WHAT NEEDS TO BE DONE: Condense the paragraph beginning "In the industrial sector" in the article on sustainability leadership below into two shorter sentences that keep its main facts.

## begin TEXT SECTION

Articles & Papers

People, Planet & Profit: The Evolving Sustainability Leader, Part II

Perspectives from Boyden’s Industrial Practice Group Experts

By Elizabeth Garforth, Jan Gustafsson, Helga Kayser-Dörr, Paul Marshall, Neil Morrison, Catherine Van Alstine

ESG mandates, stricter regulations, market forces and other factors are pushing sustainability to the top of the corporate agenda. Sustainability strategies and plans for executing them have become business imperatives – making the head of sustainability one of the most in-demand functions.

In the industrial sector, the need to deliver on both sustainability and profitability goals, and identify opportunities within this new environment, is prompting executive teams to re-examine their talent requirements and look beyond their industries. Against the backdrop of unprecedented challenges, a different type of leader is emerging, gaining more importance and wielding more influence.

Exploring the issue further, we share the expert opinions of Boyden's Industrial Practice subsector leaders from across the globe: Jan Gustafsson (Industrial Manufacturing), Elizabeth Garforth (Aerospace & Defense), Paul Marshall (Aerospace & Defense), Catherine Van Alstine (Mining & Primary Materials), and Neil Morrison (Supply Chain & Logistics).

In conversation with Boyden’s Global Industrial Practice Leader, Helga Kayser-Dörr, the group examines the shifts taking place within several sectors as companies move to implement sustainability measures and secure effective sustainability leaders.

## end TEXT SECTION
## begin EXTRACTED MATERIAL

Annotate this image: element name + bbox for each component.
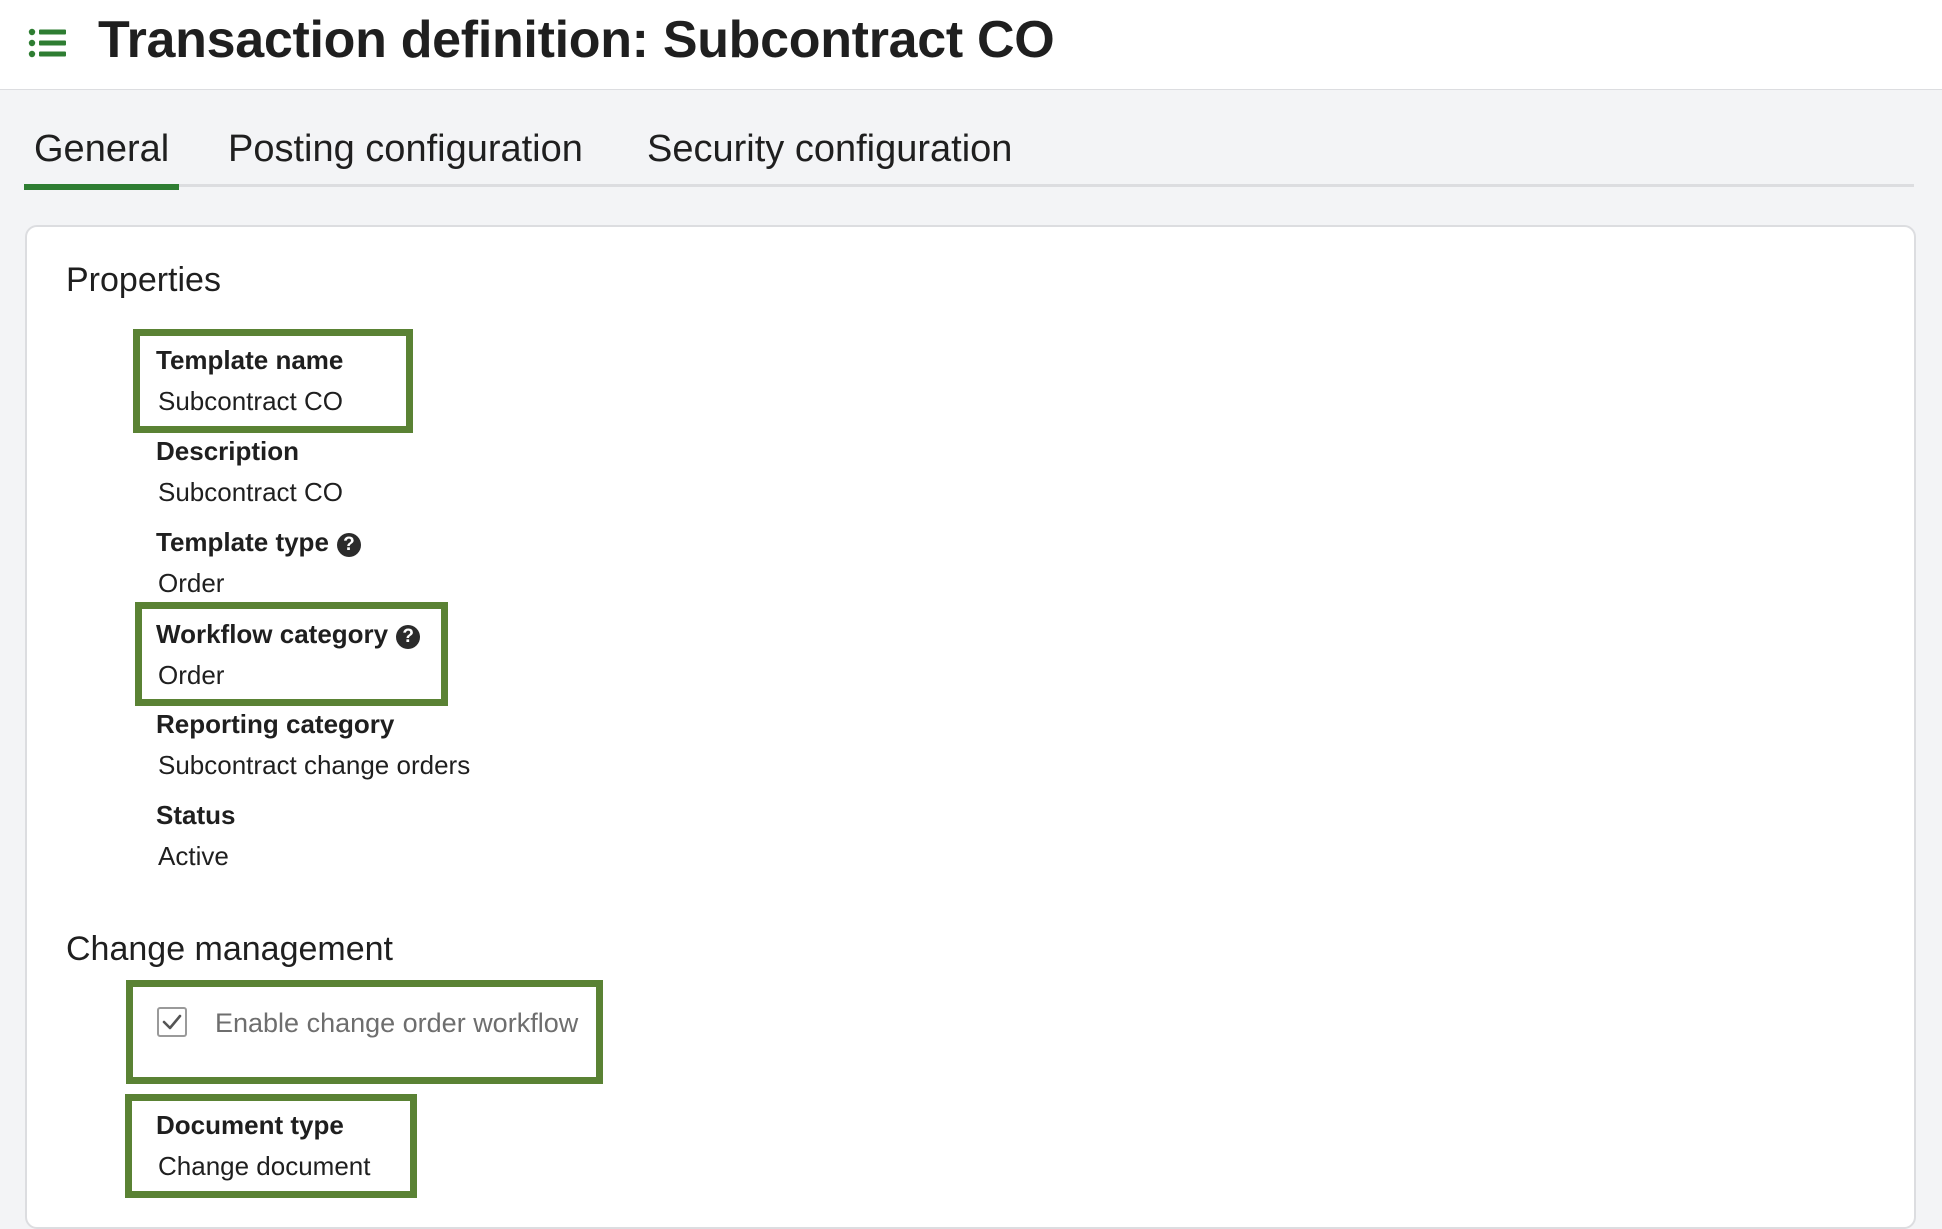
workflow-category-value: Order xyxy=(158,660,225,690)
document-type-label: Document type xyxy=(156,1110,344,1140)
properties-heading: Properties xyxy=(66,261,221,299)
tab-security-configuration[interactable]: Security configuration xyxy=(637,128,1022,184)
tab-posting-configuration[interactable]: Posting configuration xyxy=(218,128,593,184)
description-value: Subcontract CO xyxy=(158,477,343,507)
template-type-label: Template type? xyxy=(156,527,361,558)
tab-bar: General Posting configuration Security c… xyxy=(24,122,1914,190)
enable-change-order-workflow-checkbox[interactable] xyxy=(157,1007,187,1037)
template-type-value: Order xyxy=(158,568,225,598)
properties-card: Properties Template name Subcontract CO … xyxy=(25,225,1916,1229)
tab-general[interactable]: General xyxy=(24,128,180,190)
page-title: Transaction definition: Subcontract CO xyxy=(98,11,1055,69)
workflow-category-label: Workflow category? xyxy=(156,619,421,650)
workflow-category-label-text: Workflow category xyxy=(156,619,389,649)
template-type-label-text: Template type xyxy=(156,527,329,557)
question-circle-icon[interactable]: ? xyxy=(336,533,361,557)
change-management-heading: Change management xyxy=(66,930,394,968)
question-circle-icon[interactable]: ? xyxy=(396,625,421,649)
template-name-value: Subcontract CO xyxy=(158,386,343,416)
reporting-category-label: Reporting category xyxy=(156,709,395,739)
enable-change-order-workflow-label[interactable]: Enable change order workflow xyxy=(215,1008,578,1039)
reporting-category-value: Subcontract change orders xyxy=(158,750,471,780)
checkmark-icon xyxy=(162,1014,182,1030)
top-bar: Transaction definition: Subcontract CO xyxy=(0,0,1942,90)
description-label: Description xyxy=(156,436,300,466)
document-type-value: Change document xyxy=(158,1151,371,1181)
status-value: Active xyxy=(158,841,229,871)
template-name-label: Template name xyxy=(156,345,344,375)
status-label: Status xyxy=(156,800,236,830)
list-icon[interactable] xyxy=(28,27,68,59)
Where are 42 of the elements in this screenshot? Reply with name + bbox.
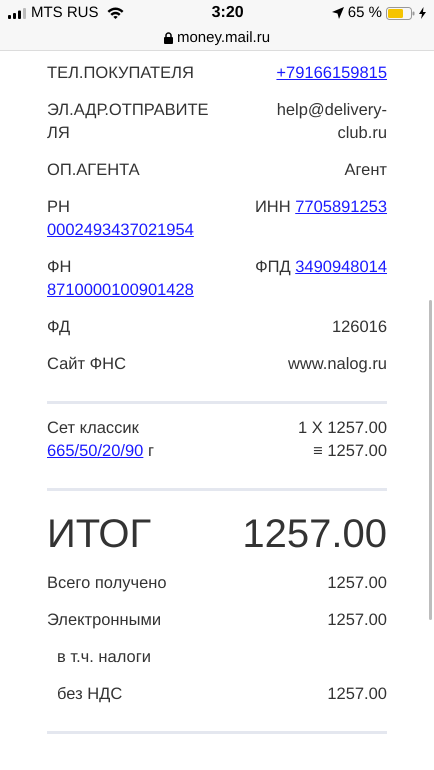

## end EXTRACTED MATERIAL

RIGHT ANSWER: Industrial executive teams, needing to meet both sustainability and profitability goals and find opportunities in the new environment, are rethinking their talent requirements and looking beyond their industries. Amid unprecedented challenges, a different type of leader is emerging with growing importance and influence.